GOAL OF THE EXERCISE — Please count the lines in the listing below where the word "color" appears. Give the number only.

THE RECORDS —
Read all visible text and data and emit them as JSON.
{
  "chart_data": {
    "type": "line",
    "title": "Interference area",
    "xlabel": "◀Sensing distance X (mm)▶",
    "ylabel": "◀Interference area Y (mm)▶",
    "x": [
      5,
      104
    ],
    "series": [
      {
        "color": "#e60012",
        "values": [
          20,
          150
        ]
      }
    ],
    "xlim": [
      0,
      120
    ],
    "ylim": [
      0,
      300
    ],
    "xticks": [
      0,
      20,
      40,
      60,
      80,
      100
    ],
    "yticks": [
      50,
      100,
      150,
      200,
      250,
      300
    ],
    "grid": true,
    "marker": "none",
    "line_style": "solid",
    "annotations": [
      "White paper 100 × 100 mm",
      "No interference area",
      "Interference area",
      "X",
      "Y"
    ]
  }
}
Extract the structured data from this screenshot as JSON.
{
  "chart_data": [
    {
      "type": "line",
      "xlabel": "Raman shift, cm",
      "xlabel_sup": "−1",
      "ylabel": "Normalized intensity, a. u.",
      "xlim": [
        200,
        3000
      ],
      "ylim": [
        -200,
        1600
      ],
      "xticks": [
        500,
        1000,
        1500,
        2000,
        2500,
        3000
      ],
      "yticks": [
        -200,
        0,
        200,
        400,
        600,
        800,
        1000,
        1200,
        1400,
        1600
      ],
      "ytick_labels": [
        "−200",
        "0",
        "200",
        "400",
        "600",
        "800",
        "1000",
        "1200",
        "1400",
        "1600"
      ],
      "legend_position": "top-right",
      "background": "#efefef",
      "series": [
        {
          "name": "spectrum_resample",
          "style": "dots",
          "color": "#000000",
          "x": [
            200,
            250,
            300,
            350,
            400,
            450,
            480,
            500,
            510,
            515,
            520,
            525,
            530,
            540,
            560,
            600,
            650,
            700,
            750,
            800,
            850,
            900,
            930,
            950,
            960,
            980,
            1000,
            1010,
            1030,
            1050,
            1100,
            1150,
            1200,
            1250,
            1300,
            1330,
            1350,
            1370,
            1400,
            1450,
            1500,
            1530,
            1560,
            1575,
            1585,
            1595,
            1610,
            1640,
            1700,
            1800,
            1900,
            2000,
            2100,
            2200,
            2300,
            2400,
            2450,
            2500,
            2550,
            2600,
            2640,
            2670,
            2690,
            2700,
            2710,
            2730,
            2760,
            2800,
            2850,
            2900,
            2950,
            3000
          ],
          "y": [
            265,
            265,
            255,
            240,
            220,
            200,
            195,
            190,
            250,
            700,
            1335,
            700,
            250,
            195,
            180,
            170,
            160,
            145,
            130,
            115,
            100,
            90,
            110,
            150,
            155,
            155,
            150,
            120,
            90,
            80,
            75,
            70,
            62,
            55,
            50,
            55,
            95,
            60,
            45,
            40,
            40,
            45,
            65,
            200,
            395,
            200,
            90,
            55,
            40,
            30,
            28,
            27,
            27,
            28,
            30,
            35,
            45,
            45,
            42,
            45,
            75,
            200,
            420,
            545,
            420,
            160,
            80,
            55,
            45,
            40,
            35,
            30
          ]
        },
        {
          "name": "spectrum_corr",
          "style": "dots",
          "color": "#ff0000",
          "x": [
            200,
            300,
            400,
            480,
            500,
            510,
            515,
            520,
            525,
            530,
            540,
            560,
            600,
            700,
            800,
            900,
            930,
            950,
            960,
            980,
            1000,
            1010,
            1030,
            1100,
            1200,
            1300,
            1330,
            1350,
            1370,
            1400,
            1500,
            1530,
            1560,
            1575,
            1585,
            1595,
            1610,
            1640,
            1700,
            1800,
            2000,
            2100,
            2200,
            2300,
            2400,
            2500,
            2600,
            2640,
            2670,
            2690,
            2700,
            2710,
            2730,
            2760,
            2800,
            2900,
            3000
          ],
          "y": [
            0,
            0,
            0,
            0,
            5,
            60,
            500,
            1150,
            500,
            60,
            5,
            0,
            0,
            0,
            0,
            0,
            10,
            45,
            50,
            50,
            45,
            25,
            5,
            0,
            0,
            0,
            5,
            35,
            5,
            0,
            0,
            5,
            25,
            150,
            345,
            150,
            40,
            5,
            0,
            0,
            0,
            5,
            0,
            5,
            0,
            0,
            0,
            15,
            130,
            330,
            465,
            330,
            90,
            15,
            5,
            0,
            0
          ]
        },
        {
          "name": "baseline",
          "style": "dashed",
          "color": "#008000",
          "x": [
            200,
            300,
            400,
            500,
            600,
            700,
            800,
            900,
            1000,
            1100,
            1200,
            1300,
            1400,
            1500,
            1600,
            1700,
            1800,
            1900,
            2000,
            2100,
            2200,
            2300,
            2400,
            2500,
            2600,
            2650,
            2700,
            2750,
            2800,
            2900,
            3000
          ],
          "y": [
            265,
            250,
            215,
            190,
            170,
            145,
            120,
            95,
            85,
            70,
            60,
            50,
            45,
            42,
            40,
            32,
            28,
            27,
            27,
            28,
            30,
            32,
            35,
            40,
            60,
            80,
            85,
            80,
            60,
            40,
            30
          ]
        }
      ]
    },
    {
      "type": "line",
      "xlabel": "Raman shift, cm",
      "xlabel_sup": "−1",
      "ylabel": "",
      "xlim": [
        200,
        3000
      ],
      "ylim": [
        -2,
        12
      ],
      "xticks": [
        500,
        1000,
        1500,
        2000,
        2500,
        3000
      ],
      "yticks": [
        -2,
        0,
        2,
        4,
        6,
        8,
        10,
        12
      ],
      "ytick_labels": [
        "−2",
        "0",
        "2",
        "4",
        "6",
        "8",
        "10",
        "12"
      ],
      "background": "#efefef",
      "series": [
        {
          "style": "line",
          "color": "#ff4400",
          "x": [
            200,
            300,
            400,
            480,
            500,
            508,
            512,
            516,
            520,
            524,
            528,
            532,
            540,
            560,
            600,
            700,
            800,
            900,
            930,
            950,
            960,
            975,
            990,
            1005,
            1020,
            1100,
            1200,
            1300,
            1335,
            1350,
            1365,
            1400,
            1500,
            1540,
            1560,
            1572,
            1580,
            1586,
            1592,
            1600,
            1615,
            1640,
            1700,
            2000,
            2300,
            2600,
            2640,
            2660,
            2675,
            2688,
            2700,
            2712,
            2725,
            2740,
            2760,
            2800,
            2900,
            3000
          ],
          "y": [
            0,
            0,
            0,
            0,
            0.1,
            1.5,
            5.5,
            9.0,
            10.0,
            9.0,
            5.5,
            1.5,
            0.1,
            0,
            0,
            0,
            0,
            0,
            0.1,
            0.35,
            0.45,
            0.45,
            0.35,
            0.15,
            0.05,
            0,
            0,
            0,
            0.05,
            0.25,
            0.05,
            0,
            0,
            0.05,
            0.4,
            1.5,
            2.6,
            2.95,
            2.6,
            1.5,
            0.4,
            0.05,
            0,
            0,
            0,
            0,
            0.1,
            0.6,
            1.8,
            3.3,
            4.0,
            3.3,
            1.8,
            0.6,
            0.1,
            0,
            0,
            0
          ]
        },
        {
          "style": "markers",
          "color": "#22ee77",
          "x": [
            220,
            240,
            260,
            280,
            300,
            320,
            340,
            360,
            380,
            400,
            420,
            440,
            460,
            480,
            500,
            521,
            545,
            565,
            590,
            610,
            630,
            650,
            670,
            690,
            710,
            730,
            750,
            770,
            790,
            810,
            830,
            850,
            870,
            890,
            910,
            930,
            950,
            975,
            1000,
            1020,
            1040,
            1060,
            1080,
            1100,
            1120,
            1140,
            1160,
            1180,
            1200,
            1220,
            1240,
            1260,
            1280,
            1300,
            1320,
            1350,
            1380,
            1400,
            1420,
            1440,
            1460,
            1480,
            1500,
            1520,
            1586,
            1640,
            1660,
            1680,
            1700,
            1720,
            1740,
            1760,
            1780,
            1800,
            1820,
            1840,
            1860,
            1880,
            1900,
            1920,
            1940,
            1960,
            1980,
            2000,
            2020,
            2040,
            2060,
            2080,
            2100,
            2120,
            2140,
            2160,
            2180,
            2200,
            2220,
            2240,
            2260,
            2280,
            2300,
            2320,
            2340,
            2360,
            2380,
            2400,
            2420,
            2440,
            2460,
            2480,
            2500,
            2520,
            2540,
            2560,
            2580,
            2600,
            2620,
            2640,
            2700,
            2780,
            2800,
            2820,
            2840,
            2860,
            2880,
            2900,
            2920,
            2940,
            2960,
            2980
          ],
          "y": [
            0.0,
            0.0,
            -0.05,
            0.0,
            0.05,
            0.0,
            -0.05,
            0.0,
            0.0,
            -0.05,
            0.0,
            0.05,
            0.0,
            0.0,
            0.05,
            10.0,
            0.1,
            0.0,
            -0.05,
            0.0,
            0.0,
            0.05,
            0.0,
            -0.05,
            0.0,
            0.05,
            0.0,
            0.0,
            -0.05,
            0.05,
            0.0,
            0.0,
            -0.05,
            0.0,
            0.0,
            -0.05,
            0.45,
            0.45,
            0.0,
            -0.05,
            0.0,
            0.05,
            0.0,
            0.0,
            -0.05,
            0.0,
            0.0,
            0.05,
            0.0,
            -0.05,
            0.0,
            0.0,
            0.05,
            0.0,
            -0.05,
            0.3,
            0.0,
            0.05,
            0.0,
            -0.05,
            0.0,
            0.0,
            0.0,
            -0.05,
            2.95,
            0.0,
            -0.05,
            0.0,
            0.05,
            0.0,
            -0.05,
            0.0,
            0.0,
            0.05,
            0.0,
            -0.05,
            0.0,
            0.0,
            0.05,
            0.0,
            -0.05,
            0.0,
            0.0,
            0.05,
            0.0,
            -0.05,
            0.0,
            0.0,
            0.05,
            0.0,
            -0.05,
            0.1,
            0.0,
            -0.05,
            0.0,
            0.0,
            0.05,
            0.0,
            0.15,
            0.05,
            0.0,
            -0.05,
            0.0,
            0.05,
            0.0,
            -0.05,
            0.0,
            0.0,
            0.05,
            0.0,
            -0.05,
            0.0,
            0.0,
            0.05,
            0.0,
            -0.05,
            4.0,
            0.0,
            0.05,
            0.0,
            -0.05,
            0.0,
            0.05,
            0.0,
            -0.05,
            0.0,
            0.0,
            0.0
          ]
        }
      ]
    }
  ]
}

TASK OUTPUT — 6